(Saved entries)
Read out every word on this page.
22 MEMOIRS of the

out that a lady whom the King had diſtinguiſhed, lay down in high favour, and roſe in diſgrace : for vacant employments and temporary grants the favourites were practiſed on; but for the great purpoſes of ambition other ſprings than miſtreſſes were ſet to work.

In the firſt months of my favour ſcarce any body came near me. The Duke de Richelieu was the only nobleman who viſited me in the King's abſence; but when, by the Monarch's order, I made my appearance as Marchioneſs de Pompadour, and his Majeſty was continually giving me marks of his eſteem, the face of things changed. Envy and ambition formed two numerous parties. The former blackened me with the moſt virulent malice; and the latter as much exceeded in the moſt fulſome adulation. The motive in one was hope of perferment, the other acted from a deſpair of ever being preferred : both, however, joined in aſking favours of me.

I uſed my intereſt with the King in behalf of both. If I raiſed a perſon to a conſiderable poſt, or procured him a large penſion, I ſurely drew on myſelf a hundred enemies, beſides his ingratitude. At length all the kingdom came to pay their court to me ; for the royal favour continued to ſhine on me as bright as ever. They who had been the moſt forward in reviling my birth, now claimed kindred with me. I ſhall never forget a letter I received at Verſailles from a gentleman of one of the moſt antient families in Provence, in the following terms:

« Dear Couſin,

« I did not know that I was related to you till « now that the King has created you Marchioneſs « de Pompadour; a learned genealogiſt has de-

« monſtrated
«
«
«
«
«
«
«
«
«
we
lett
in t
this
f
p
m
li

• WHAT THE TASK REQUIRES:
Locate the word "that" in the entries, and copy every line where it is found.

• RESPONSE TO THE TASK:
out that a lady whom the King had diſtinguiſhed, lay down in high favour, and roſe in diſgrace : for vacant employments and temporary grants the favourites were practiſed on; but for the great purpoſes of ambition other ſprings than miſtreſſes were ſet to work.
« I did not know that I was related to you till « now that the King has created you Marchioneſs « de Pompadour; a learned genealogiſt has de-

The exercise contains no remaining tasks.